Objective - Will you quote all of the entries, word for word?

===== Data supplied

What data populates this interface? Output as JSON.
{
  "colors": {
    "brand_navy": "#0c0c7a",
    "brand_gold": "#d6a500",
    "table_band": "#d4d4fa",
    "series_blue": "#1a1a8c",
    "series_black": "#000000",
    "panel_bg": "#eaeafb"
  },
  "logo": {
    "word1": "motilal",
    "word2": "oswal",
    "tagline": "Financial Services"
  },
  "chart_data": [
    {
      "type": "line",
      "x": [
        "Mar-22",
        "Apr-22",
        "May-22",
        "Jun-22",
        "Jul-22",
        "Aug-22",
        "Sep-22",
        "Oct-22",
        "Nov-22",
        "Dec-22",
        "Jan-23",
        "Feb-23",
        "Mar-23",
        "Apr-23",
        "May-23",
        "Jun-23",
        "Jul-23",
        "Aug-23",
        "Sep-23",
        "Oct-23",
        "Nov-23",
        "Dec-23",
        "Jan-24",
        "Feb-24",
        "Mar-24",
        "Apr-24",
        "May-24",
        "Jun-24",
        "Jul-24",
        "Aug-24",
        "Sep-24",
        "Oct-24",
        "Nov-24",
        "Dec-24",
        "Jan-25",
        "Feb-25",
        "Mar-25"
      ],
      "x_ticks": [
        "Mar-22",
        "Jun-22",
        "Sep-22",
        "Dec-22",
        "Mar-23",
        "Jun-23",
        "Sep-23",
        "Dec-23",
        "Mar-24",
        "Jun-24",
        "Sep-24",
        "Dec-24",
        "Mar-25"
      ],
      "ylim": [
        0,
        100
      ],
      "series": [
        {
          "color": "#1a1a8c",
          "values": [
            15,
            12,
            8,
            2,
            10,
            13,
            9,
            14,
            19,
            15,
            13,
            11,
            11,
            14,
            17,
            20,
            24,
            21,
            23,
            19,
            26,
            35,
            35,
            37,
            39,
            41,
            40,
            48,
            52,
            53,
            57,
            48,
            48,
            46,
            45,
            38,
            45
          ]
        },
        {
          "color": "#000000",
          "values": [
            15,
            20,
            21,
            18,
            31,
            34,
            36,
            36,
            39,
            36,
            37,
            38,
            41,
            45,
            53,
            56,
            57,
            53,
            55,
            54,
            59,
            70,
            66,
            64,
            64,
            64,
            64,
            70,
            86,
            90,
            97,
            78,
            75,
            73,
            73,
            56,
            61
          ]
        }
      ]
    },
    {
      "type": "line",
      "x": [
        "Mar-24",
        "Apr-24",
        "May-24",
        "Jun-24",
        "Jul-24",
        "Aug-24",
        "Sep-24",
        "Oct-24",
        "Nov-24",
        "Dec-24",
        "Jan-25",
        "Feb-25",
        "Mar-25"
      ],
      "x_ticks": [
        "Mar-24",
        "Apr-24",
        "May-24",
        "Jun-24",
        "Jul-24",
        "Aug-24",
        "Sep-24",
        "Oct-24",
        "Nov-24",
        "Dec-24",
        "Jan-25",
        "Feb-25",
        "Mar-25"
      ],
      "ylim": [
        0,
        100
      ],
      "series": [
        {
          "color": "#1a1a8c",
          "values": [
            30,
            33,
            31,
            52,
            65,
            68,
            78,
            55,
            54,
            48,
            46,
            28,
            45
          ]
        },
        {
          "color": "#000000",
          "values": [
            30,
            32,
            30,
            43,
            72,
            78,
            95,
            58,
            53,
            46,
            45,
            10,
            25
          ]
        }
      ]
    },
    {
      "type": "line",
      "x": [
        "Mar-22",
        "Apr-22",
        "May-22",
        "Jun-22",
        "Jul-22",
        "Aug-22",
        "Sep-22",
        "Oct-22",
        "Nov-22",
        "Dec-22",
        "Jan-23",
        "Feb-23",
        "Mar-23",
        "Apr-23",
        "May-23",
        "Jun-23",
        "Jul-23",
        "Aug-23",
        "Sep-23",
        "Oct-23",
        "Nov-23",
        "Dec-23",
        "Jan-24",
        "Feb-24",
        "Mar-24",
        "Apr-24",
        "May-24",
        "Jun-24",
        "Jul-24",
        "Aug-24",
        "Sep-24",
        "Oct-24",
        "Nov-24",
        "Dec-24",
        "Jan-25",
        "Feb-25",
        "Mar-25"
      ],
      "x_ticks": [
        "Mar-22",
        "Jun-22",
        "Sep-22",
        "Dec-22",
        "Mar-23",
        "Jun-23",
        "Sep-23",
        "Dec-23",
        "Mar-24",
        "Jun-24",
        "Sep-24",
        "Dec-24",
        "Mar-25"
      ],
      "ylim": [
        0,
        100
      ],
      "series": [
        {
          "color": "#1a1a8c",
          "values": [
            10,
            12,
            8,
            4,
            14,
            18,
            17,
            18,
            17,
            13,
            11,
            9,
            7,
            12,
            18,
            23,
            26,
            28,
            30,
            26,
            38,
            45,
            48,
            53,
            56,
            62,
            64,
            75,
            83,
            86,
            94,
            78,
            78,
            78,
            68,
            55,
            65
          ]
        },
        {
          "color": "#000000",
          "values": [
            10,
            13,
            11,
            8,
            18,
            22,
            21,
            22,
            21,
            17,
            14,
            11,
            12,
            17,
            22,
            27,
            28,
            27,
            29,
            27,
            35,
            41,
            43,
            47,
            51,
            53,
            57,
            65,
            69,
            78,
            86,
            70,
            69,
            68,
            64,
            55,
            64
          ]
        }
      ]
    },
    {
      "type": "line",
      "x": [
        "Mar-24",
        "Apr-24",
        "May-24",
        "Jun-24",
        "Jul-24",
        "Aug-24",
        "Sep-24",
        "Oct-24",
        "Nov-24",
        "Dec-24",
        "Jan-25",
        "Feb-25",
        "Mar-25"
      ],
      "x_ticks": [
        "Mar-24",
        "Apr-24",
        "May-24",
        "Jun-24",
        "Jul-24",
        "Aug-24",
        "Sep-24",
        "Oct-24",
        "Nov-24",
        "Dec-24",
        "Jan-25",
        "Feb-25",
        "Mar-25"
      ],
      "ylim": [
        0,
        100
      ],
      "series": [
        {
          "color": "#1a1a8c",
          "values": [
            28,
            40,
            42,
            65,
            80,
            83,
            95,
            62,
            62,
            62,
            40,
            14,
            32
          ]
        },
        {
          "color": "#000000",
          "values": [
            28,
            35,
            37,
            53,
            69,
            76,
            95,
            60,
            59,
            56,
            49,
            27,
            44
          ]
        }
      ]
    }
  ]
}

==========

Right answer -
What data populates this interface? Output as JSON.
{
  "colors": {
    "brand_navy": "#0c0c7a",
    "brand_gold": "#d6a500",
    "table_band": "#d4d4fa",
    "series_blue": "#1a1a8c",
    "series_black": "#000000",
    "panel_bg": "#eaeafb"
  },
  "logo": {
    "word1": "motilal",
    "word2": "oswal",
    "tagline": "Financial Services"
  },
  "chart_data": [
    {
      "type": "line",
      "x": [
        "Mar-22",
        "Apr-22",
        "May-22",
        "Jun-22",
        "Jul-22",
        "Aug-22",
        "Sep-22",
        "Oct-22",
        "Nov-22",
        "Dec-22",
        "Jan-23",
        "Feb-23",
        "Mar-23",
        "Apr-23",
        "May-23",
        "Jun-23",
        "Jul-23",
        "Aug-23",
        "Sep-23",
        "Oct-23",
        "Nov-23",
        "Dec-23",
        "Jan-24",
        "Feb-24",
        "Mar-24",
        "Apr-24",
        "May-24",
        "Jun-24",
        "Jul-24",
        "Aug-24",
        "Sep-24",
        "Oct-24",
        "Nov-24",
        "Dec-24",
        "Jan-25",
        "Feb-25",
        "Mar-25"
      ],
      "x_ticks": [
        "Mar-22",
        "Jun-22",
        "Sep-22",
        "Dec-22",
        "Mar-23",
        "Jun-23",
        "Sep-23",
        "Dec-23",
        "Mar-24",
        "Jun-24",
        "Sep-24",
        "Dec-24",
        "Mar-25"
      ],
      "ylim": [
        0,
        100
      ],
      "series": [
        {
          "color": "#1a1a8c",
          "values": [
            15,
            12,
            8,
            2,
            10,
            13,
            9,
            14,
            19,
            15,
            13,
            11,
            11,
            14,
            17,
            20,
            24,
            21,
            23,
            19,
            26,
            35,
            35,
            37,
            39,
            41,
            40,
            48,
            52,
            53,
            57,
            48,
            48,
            46,
            45,
            38,
            45
          ]
        },
        {
          "color": "#000000",
          "values": [
            15,
            20,
            21,
            18,
            31,
            34,
            36,
            36,
            39,
            36,
            37,
            38,
            41,
            45,
            53,
            56,
            57,
            53,
            55,
            54,
            59,
            70,
            66,
            64,
            64,
            64,
            64,
            70,
            86,
            90,
            97,
            78,
            75,
            73,
            73,
            56,
            61
          ]
        }
      ]
    },
    {
      "type": "line",
      "x": [
        "Mar-24",
        "Apr-24",
        "May-24",
        "Jun-24",
        "Jul-24",
        "Aug-24",
        "Sep-24",
        "Oct-24",
        "Nov-24",
        "Dec-24",
        "Jan-25",
        "Feb-25",
        "Mar-25"
      ],
      "x_ticks": [
        "Mar-24",
        "Apr-24",
        "May-24",
        "Jun-24",
        "Jul-24",
        "Aug-24",
        "Sep-24",
        "Oct-24",
        "Nov-24",
        "Dec-24",
        "Jan-25",
        "Feb-25",
        "Mar-25"
      ],
      "ylim": [
        0,
        100
      ],
      "series": [
        {
          "color": "#1a1a8c",
          "values": [
            30,
            33,
            31,
            52,
            65,
            68,
            78,
            55,
            54,
            48,
            46,
            28,
            45
          ]
        },
        {
          "color": "#000000",
          "values": [
            30,
            32,
            30,
            43,
            72,
            78,
            95,
            58,
            53,
            46,
            45,
            10,
            25
          ]
        }
      ]
    },
    {
      "type": "line",
      "x": [
        "Mar-22",
        "Apr-22",
        "May-22",
        "Jun-22",
        "Jul-22",
        "Aug-22",
        "Sep-22",
        "Oct-22",
        "Nov-22",
        "Dec-22",
        "Jan-23",
        "Feb-23",
        "Mar-23",
        "Apr-23",
        "May-23",
        "Jun-23",
        "Jul-23",
        "Aug-23",
        "Sep-23",
        "Oct-23",
        "Nov-23",
        "Dec-23",
        "Jan-24",
        "Feb-24",
        "Mar-24",
        "Apr-24",
        "May-24",
        "Jun-24",
        "Jul-24",
        "Aug-24",
        "Sep-24",
        "Oct-24",
        "Nov-24",
        "Dec-24",
        "Jan-25",
        "Feb-25",
        "Mar-25"
      ],
      "x_ticks": [
        "Mar-22",
        "Jun-22",
        "Sep-22",
        "Dec-22",
        "Mar-23",
        "Jun-23",
        "Sep-23",
        "Dec-23",
        "Mar-24",
        "Jun-24",
        "Sep-24",
        "Dec-24",
        "Mar-25"
      ],
      "ylim": [
        0,
        100
      ],
      "series": [
        {
          "color": "#1a1a8c",
          "values": [
            10,
            12,
            8,
            4,
            14,
            18,
            17,
            18,
            17,
            13,
            11,
            9,
            7,
            12,
            18,
            23,
            26,
            28,
            30,
            26,
            38,
            45,
            48,
            53,
            56,
            62,
            64,
            75,
            83,
            86,
            94,
            78,
            78,
            78,
            68,
            55,
            65
          ]
        },
        {
          "color": "#000000",
          "values": [
            10,
            13,
            11,
            8,
            18,
            22,
            21,
            22,
            21,
            17,
            14,
            11,
            12,
            17,
            22,
            27,
            28,
            27,
            29,
            27,
            35,
            41,
            43,
            47,
            51,
            53,
            57,
            65,
            69,
            78,
            86,
            70,
            69,
            68,
            64,
            55,
            64
          ]
        }
      ]
    },
    {
      "type": "line",
      "x": [
        "Mar-24",
        "Apr-24",
        "May-24",
        "Jun-24",
        "Jul-24",
        "Aug-24",
        "Sep-24",
        "Oct-24",
        "Nov-24",
        "Dec-24",
        "Jan-25",
        "Feb-25",
        "Mar-25"
      ],
      "x_ticks": [
        "Mar-24",
        "Apr-24",
        "May-24",
        "Jun-24",
        "Jul-24",
        "Aug-24",
        "Sep-24",
        "Oct-24",
        "Nov-24",
        "Dec-24",
        "Jan-25",
        "Feb-25",
        "Mar-25"
      ],
      "ylim": [
        0,
        100
      ],
      "series": [
        {
          "color": "#1a1a8c",
          "values": [
            28,
            40,
            42,
            65,
            80,
            83,
            95,
            62,
            62,
            62,
            40,
            14,
            32
          ]
        },
        {
          "color": "#000000",
          "values": [
            28,
            35,
            37,
            53,
            69,
            76,
            95,
            60,
            59,
            56,
            49,
            27,
            44
          ]
        }
      ]
    }
  ]
}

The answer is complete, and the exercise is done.